▶ _Short exercise_
Extract the complete data exactly as given.

Items listed in a dataset:
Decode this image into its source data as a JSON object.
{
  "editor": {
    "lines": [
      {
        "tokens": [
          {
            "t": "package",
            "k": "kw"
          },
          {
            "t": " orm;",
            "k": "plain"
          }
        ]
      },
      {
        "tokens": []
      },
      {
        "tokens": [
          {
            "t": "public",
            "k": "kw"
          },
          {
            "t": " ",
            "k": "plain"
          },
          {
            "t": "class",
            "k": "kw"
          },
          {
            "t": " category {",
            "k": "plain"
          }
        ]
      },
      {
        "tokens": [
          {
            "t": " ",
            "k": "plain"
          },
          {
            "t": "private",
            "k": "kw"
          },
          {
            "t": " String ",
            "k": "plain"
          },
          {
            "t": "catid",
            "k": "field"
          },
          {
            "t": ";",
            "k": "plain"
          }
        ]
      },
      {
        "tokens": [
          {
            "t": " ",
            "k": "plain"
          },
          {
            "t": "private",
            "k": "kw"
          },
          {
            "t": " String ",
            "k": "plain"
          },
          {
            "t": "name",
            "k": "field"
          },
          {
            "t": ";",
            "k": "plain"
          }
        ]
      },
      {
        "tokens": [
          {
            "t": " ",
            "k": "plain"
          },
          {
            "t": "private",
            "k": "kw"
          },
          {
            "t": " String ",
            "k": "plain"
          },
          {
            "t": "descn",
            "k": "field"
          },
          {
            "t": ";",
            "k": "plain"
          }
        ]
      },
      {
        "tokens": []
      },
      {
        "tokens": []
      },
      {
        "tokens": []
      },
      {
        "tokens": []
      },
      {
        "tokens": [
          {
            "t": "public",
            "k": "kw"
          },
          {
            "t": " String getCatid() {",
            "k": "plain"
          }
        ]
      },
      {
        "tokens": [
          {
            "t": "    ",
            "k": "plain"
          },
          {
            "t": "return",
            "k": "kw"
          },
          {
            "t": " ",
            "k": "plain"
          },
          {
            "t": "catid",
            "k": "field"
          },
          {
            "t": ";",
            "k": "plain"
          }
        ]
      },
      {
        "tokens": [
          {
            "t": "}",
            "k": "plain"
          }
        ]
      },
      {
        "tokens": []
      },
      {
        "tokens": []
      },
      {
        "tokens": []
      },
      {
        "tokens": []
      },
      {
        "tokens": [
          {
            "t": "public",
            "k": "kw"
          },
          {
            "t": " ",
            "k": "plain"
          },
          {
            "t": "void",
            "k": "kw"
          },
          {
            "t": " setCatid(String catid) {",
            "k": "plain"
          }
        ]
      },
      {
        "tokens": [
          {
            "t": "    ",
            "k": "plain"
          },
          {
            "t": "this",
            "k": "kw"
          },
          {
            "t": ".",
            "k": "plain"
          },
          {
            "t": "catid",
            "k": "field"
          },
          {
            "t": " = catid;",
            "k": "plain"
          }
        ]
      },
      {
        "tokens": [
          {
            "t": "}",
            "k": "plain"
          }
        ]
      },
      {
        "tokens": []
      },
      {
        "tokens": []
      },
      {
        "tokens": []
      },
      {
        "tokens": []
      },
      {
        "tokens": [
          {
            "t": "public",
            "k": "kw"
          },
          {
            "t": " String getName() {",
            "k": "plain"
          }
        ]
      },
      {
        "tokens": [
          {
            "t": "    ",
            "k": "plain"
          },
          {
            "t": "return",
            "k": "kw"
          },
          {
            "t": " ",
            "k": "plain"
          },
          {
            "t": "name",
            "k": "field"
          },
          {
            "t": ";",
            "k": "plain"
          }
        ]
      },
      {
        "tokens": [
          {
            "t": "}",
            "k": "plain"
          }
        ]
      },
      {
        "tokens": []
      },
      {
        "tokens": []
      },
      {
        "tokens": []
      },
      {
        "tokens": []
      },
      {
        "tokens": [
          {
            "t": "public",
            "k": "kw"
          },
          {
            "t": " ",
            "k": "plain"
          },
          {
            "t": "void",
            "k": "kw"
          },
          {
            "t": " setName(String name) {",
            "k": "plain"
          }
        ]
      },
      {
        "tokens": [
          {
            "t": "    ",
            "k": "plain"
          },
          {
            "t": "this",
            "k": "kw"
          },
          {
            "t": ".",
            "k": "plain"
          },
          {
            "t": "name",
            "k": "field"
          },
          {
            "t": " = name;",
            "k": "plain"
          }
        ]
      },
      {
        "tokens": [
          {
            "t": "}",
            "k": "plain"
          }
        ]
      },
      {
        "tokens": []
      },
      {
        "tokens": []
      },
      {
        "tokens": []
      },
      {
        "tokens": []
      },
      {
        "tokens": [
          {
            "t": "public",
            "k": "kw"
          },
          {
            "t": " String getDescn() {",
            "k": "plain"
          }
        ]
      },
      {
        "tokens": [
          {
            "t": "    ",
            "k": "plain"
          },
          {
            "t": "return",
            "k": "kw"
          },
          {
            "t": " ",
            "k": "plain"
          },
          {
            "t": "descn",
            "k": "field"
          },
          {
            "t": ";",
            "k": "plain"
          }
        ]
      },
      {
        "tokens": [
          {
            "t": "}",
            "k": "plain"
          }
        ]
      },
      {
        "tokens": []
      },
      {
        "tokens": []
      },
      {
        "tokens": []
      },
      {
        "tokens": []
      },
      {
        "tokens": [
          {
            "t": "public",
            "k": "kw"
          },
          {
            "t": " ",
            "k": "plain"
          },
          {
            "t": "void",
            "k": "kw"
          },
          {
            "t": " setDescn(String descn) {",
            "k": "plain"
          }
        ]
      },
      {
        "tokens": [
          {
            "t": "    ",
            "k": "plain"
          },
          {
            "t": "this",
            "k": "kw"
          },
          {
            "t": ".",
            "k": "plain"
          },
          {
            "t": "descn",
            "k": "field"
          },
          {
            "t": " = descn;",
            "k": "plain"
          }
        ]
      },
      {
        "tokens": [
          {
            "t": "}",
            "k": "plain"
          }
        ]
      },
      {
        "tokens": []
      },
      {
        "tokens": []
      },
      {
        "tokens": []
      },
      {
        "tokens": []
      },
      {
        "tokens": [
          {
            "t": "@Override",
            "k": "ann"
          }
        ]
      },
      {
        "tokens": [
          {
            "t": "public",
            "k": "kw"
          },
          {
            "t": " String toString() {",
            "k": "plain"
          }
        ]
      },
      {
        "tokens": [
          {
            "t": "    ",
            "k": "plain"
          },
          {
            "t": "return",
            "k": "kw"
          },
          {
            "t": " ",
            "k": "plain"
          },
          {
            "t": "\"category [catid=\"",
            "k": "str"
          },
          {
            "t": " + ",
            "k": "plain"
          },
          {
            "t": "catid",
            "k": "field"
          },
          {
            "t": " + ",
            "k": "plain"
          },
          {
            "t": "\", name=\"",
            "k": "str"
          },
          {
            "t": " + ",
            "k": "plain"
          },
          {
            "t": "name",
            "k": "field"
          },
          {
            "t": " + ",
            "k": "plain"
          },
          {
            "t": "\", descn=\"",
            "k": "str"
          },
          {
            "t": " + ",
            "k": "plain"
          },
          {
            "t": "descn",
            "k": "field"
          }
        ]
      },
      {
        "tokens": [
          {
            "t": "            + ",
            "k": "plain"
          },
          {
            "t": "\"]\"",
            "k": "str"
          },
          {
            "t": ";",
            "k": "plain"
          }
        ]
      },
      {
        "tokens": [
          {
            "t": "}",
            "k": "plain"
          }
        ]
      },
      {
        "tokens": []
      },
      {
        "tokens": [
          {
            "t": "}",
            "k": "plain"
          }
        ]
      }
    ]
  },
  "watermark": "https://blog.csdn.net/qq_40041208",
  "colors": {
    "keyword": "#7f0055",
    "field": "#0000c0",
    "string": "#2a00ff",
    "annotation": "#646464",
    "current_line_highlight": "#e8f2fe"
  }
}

▶ _Result_
Decode this image into its source data as a JSON object.
{
  "editor": {
    "lines": [
      {
        "tokens": [
          {
            "t": "package",
            "k": "kw"
          },
          {
            "t": " orm;",
            "k": "plain"
          }
        ]
      },
      {
        "tokens": []
      },
      {
        "tokens": [
          {
            "t": "public",
            "k": "kw"
          },
          {
            "t": " ",
            "k": "plain"
          },
          {
            "t": "class",
            "k": "kw"
          },
          {
            "t": " category {",
            "k": "plain"
          }
        ]
      },
      {
        "tokens": [
          {
            "t": " ",
            "k": "plain"
          },
          {
            "t": "private",
            "k": "kw"
          },
          {
            "t": " String ",
            "k": "plain"
          },
          {
            "t": "catid",
            "k": "field"
          },
          {
            "t": ";",
            "k": "plain"
          }
        ]
      },
      {
        "tokens": [
          {
            "t": " ",
            "k": "plain"
          },
          {
            "t": "private",
            "k": "kw"
          },
          {
            "t": " String ",
            "k": "plain"
          },
          {
            "t": "name",
            "k": "field"
          },
          {
            "t": ";",
            "k": "plain"
          }
        ]
      },
      {
        "tokens": [
          {
            "t": " ",
            "k": "plain"
          },
          {
            "t": "private",
            "k": "kw"
          },
          {
            "t": " String ",
            "k": "plain"
          },
          {
            "t": "descn",
            "k": "field"
          },
          {
            "t": ";",
            "k": "plain"
          }
        ]
      },
      {
        "tokens": []
      },
      {
        "tokens": []
      },
      {
        "tokens": []
      },
      {
        "tokens": []
      },
      {
        "tokens": [
          {
            "t": "public",
            "k": "kw"
          },
          {
            "t": " String getCatid() {",
            "k": "plain"
          }
        ]
      },
      {
        "tokens": [
          {
            "t": "    ",
            "k": "plain"
          },
          {
            "t": "return",
            "k": "kw"
          },
          {
            "t": " ",
            "k": "plain"
          },
          {
            "t": "catid",
            "k": "field"
          },
          {
            "t": ";",
            "k": "plain"
          }
        ]
      },
      {
        "tokens": [
          {
            "t": "}",
            "k": "plain"
          }
        ]
      },
      {
        "tokens": []
      },
      {
        "tokens": []
      },
      {
        "tokens": []
      },
      {
        "tokens": []
      },
      {
        "tokens": [
          {
            "t": "public",
            "k": "kw"
          },
          {
            "t": " ",
            "k": "plain"
          },
          {
            "t": "void",
            "k": "kw"
          },
          {
            "t": " setCatid(String catid) {",
            "k": "plain"
          }
        ]
      },
      {
        "tokens": [
          {
            "t": "    ",
            "k": "plain"
          },
          {
            "t": "this",
            "k": "kw"
          },
          {
            "t": ".",
            "k": "plain"
          },
          {
            "t": "catid",
            "k": "field"
          },
          {
            "t": " = catid;",
            "k": "plain"
          }
        ]
      },
      {
        "tokens": [
          {
            "t": "}",
            "k": "plain"
          }
        ]
      },
      {
        "tokens": []
      },
      {
        "tokens": []
      },
      {
        "tokens": []
      },
      {
        "tokens": []
      },
      {
        "tokens": [
          {
            "t": "public",
            "k": "kw"
          },
          {
            "t": " String getName() {",
            "k": "plain"
          }
        ]
      },
      {
        "tokens": [
          {
            "t": "    ",
            "k": "plain"
          },
          {
            "t": "return",
            "k": "kw"
          },
          {
            "t": " ",
            "k": "plain"
          },
          {
            "t": "name",
            "k": "field"
          },
          {
            "t": ";",
            "k": "plain"
          }
        ]
      },
      {
        "tokens": [
          {
            "t": "}",
            "k": "plain"
          }
        ]
      },
      {
        "tokens": []
      },
      {
        "tokens": []
      },
      {
        "tokens": []
      },
      {
        "tokens": []
      },
      {
        "tokens": [
          {
            "t": "public",
            "k": "kw"
          },
          {
            "t": " ",
            "k": "plain"
          },
          {
            "t": "void",
            "k": "kw"
          },
          {
            "t": " setName(String name) {",
            "k": "plain"
          }
        ]
      },
      {
        "tokens": [
          {
            "t": "    ",
            "k": "plain"
          },
          {
            "t": "this",
            "k": "kw"
          },
          {
            "t": ".",
            "k": "plain"
          },
          {
            "t": "name",
            "k": "field"
          },
          {
            "t": " = name;",
            "k": "plain"
          }
        ]
      },
      {
        "tokens": [
          {
            "t": "}",
            "k": "plain"
          }
        ]
      },
      {
        "tokens": []
      },
      {
        "tokens": []
      },
      {
        "tokens": []
      },
      {
        "tokens": []
      },
      {
        "tokens": [
          {
            "t": "public",
            "k": "kw"
          },
          {
            "t": " String getDescn() {",
            "k": "plain"
          }
        ]
      },
      {
        "tokens": [
          {
            "t": "    ",
            "k": "plain"
          },
          {
            "t": "return",
            "k": "kw"
          },
          {
            "t": " ",
            "k": "plain"
          },
          {
            "t": "descn",
            "k": "field"
          },
          {
            "t": ";",
            "k": "plain"
          }
        ]
      },
      {
        "tokens": [
          {
            "t": "}",
            "k": "plain"
          }
        ]
      },
      {
        "tokens": []
      },
      {
        "tokens": []
      },
      {
        "tokens": []
      },
      {
        "tokens": []
      },
      {
        "tokens": [
          {
            "t": "public",
            "k": "kw"
          },
          {
            "t": " ",
            "k": "plain"
          },
          {
            "t": "void",
            "k": "kw"
          },
          {
            "t": " setDescn(String descn) {",
            "k": "plain"
          }
        ]
      },
      {
        "tokens": [
          {
            "t": "    ",
            "k": "plain"
          },
          {
            "t": "this",
            "k": "kw"
          },
          {
            "t": ".",
            "k": "plain"
          },
          {
            "t": "descn",
            "k": "field"
          },
          {
            "t": " = descn;",
            "k": "plain"
          }
        ]
      },
      {
        "tokens": [
          {
            "t": "}",
            "k": "plain"
          }
        ]
      },
      {
        "tokens": []
      },
      {
        "tokens": []
      },
      {
        "tokens": []
      },
      {
        "tokens": []
      },
      {
        "tokens": [
          {
            "t": "@Override",
            "k": "ann"
          }
        ]
      },
      {
        "tokens": [
          {
            "t": "public",
            "k": "kw"
          },
          {
            "t": " String toString() {",
            "k": "plain"
          }
        ]
      },
      {
        "tokens": [
          {
            "t": "    ",
            "k": "plain"
          },
          {
            "t": "return",
            "k": "kw"
          },
          {
            "t": " ",
            "k": "plain"
          },
          {
            "t": "\"category [catid=\"",
            "k": "str"
          },
          {
            "t": " + ",
            "k": "plain"
          },
          {
            "t": "catid",
            "k": "field"
          },
          {
            "t": " + ",
            "k": "plain"
          },
          {
            "t": "\", name=\"",
            "k": "str"
          },
          {
            "t": " + ",
            "k": "plain"
          },
          {
            "t": "name",
            "k": "field"
          },
          {
            "t": " + ",
            "k": "plain"
          },
          {
            "t": "\", descn=\"",
            "k": "str"
          },
          {
            "t": " + ",
            "k": "plain"
          },
          {
            "t": "descn",
            "k": "field"
          }
        ]
      },
      {
        "tokens": [
          {
            "t": "            + ",
            "k": "plain"
          },
          {
            "t": "\"]\"",
            "k": "str"
          },
          {
            "t": ";",
            "k": "plain"
          }
        ]
      },
      {
        "tokens": [
          {
            "t": "}",
            "k": "plain"
          }
        ]
      },
      {
        "tokens": []
      },
      {
        "tokens": [
          {
            "t": "}",
            "k": "plain"
          }
        ]
      }
    ]
  },
  "watermark": "https://blog.csdn.net/qq_40041208",
  "colors": {
    "keyword": "#7f0055",
    "field": "#0000c0",
    "string": "#2a00ff",
    "annotation": "#646464",
    "current_line_highlight": "#e8f2fe"
  }
}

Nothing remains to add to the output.